Stored items
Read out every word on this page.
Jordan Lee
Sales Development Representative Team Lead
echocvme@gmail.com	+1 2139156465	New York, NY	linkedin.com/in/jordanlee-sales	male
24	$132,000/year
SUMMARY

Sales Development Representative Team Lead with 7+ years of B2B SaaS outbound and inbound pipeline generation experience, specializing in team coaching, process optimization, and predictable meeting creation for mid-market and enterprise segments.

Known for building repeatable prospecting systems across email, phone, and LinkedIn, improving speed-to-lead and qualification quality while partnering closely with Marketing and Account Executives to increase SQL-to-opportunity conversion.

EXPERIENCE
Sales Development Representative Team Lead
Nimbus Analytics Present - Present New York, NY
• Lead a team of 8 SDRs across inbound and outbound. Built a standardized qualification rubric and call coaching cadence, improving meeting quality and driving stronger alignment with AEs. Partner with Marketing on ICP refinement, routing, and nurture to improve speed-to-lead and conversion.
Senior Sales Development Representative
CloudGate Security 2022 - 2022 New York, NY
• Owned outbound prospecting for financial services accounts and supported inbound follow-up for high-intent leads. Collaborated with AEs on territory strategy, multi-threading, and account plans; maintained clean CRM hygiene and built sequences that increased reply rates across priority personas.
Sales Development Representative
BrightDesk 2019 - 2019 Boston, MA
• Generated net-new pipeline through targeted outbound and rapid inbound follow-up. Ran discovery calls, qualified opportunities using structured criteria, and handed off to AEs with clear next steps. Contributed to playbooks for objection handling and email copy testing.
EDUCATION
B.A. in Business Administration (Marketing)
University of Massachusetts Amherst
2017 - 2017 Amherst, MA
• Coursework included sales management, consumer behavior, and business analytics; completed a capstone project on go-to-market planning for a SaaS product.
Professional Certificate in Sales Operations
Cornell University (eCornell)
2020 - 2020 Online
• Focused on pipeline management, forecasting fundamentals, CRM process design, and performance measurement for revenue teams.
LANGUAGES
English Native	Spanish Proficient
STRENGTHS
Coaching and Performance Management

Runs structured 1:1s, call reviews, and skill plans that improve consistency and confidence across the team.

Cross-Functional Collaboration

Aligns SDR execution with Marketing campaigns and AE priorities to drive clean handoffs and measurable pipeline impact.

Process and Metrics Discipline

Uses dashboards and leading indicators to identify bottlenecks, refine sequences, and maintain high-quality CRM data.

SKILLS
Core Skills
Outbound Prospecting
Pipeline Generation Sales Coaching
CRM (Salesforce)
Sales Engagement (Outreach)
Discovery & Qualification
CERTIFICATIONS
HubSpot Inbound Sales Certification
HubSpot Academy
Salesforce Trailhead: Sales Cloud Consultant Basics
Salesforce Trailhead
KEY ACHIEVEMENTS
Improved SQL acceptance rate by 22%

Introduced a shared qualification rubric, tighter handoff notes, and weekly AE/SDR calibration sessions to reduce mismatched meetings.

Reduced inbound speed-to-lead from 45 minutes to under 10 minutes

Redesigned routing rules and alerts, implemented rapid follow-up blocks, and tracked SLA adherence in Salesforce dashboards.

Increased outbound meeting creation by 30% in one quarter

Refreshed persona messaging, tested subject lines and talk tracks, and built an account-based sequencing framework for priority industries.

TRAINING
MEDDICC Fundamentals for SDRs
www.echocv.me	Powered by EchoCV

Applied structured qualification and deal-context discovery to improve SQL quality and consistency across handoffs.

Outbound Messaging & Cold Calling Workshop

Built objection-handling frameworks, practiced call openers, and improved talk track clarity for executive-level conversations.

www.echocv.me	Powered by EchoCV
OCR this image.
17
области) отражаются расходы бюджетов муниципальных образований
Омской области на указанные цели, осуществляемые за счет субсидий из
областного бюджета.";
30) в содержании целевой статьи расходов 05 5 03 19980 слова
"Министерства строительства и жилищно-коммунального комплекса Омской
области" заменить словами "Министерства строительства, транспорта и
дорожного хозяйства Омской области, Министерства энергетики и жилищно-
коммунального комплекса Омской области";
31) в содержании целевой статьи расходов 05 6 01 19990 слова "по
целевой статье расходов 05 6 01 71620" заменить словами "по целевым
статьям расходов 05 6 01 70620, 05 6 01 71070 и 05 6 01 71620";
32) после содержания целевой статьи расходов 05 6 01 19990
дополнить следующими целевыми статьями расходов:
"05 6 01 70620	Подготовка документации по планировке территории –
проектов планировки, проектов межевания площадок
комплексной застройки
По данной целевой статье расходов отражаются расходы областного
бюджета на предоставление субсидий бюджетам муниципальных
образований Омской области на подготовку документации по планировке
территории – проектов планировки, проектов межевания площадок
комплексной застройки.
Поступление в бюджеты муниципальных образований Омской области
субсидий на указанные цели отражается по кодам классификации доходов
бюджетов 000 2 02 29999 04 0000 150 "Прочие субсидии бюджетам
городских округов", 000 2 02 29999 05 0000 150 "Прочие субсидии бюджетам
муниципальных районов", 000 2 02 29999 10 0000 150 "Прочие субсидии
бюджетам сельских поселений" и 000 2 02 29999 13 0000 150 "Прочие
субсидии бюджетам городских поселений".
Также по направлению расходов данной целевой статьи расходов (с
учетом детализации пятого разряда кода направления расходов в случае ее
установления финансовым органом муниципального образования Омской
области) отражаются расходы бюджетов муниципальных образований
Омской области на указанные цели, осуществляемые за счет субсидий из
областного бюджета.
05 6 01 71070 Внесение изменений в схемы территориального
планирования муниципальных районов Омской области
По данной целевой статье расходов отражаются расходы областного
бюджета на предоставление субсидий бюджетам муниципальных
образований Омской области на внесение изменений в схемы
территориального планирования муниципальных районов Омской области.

> _What this task involves_: Each line in the listing above that contains "email" should be copied.

> _Finished task_:
Known for building repeatable prospecting systems across email, phone, and LinkedIn, improving speed-to-lead and qualification quality while partnering closely with Marketing and Account Executives to increase SQL-to-opportunity conversion.
• Generated net-new pipeline through targeted outbound and rapid inbound follow-up. Ran discovery calls, qualified opportunities using structured criteria, and handed off to AEs with clear next steps. Contributed to playbooks for objection handling and email copy testing.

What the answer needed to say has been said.